Locate the word "text" in the data below, then copy every line that holds it.

>> Start Rows

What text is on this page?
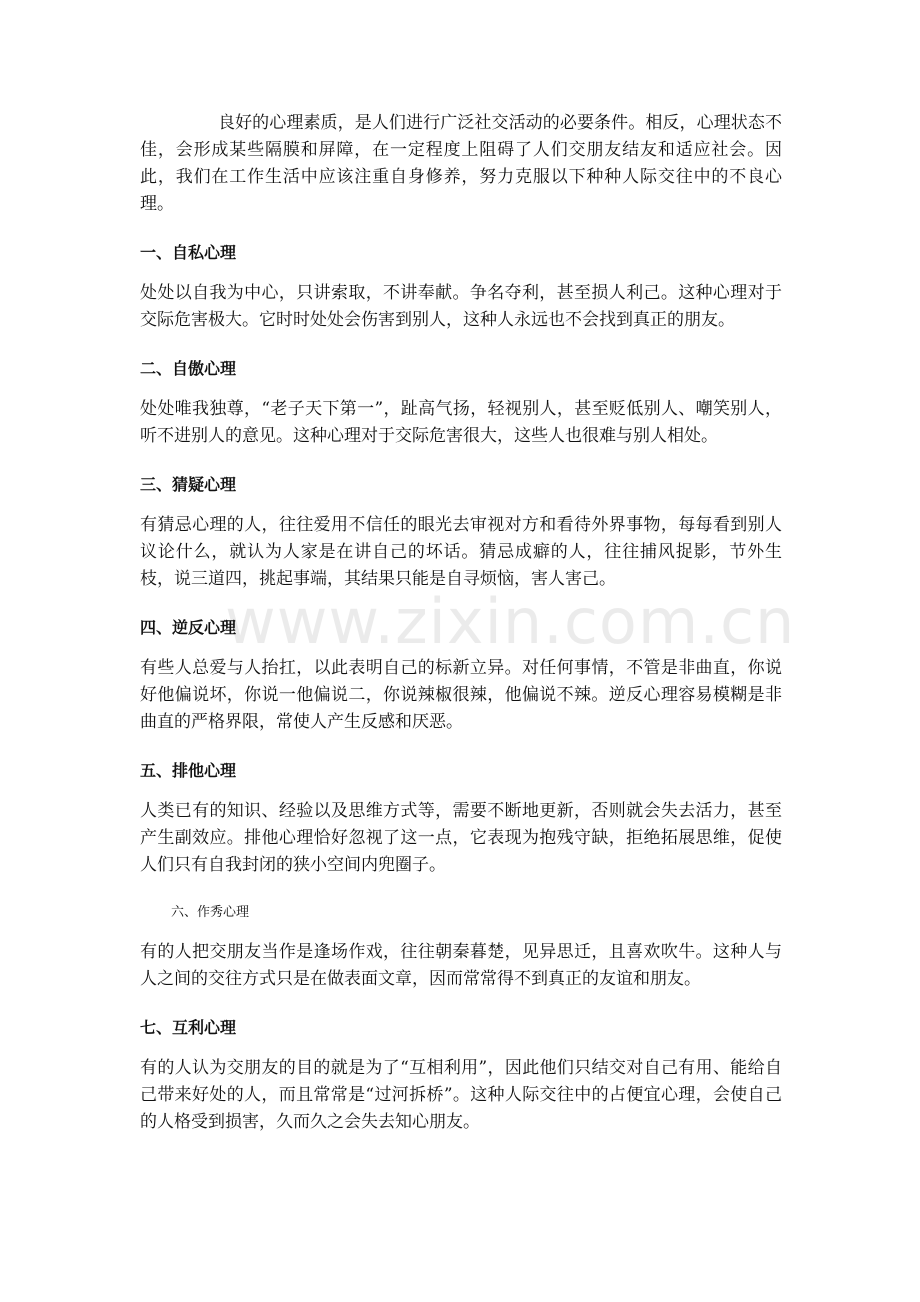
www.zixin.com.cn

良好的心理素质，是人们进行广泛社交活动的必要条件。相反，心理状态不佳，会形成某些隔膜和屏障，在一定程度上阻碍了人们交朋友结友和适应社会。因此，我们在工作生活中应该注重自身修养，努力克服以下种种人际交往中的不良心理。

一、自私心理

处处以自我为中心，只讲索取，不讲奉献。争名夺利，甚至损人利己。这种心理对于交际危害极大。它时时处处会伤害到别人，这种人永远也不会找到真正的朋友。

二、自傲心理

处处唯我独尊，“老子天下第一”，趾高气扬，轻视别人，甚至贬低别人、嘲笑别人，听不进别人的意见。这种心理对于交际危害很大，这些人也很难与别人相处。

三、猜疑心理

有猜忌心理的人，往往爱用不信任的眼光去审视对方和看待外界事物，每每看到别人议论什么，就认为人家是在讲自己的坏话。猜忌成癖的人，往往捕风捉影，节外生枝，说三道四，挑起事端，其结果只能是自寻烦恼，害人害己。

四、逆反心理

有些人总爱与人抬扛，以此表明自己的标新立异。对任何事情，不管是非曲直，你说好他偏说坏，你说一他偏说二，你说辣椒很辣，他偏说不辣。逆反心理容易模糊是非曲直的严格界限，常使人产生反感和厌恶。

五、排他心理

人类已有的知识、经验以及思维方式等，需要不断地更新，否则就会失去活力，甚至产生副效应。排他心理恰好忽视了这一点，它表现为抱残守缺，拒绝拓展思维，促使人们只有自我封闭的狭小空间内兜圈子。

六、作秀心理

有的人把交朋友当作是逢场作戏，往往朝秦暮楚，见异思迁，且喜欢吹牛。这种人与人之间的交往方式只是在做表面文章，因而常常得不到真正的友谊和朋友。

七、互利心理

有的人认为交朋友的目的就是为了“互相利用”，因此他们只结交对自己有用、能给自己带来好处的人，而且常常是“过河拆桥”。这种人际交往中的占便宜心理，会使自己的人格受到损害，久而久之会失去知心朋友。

>> End Rows
>> Start Rows

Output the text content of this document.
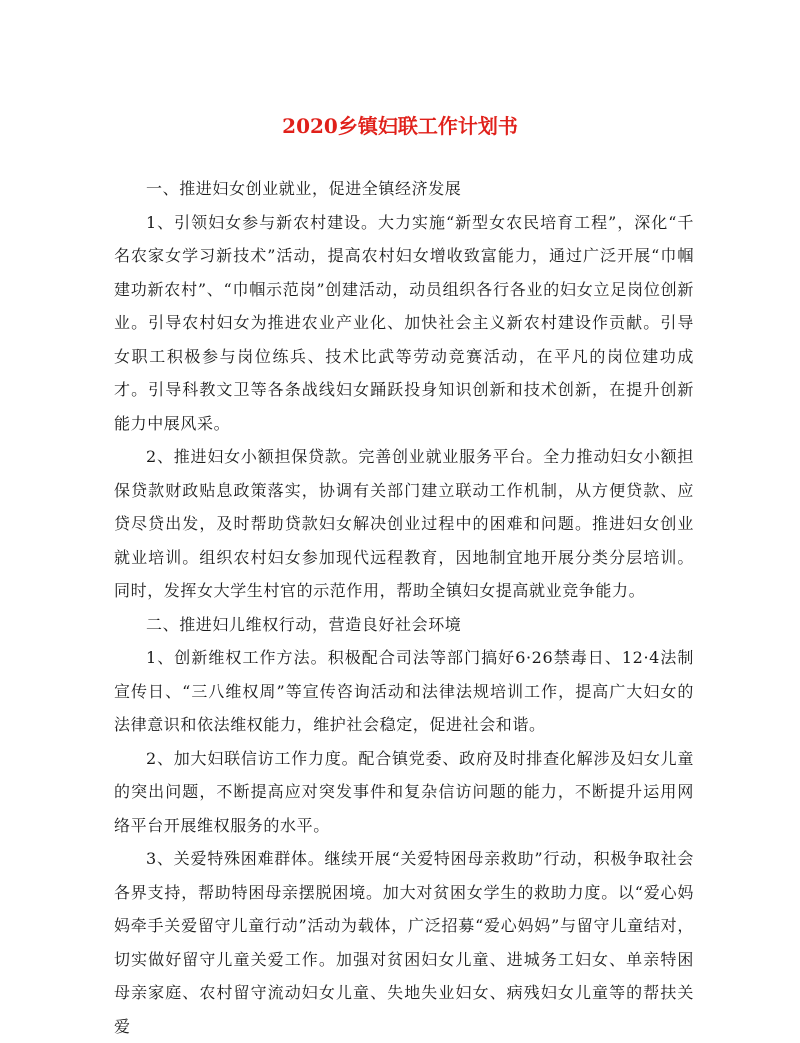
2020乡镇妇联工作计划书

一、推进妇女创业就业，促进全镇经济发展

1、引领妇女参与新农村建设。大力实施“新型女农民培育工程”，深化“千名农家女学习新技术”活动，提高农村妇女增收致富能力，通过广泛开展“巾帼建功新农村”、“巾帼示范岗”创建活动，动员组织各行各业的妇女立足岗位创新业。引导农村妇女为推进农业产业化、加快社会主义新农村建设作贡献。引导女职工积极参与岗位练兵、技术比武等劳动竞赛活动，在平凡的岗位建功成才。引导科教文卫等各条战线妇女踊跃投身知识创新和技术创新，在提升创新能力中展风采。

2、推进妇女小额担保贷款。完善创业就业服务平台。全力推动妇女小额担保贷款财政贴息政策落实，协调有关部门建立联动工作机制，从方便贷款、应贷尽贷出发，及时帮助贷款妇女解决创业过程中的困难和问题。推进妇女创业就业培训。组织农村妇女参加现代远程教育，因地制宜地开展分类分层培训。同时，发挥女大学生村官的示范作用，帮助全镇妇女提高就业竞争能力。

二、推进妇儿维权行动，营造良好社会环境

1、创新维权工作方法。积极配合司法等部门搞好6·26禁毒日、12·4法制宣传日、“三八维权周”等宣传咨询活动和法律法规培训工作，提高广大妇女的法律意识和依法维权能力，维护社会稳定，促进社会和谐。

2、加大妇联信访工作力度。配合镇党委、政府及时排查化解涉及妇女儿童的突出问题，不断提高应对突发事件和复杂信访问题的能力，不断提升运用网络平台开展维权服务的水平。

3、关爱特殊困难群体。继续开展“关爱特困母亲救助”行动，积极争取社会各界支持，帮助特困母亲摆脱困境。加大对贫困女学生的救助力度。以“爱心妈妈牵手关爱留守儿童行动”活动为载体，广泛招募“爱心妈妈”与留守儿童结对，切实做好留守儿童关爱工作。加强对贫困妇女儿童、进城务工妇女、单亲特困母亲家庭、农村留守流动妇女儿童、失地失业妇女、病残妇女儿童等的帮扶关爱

>> End Rows

**Result of this task**
What text is on this page?
Output the text content of this document.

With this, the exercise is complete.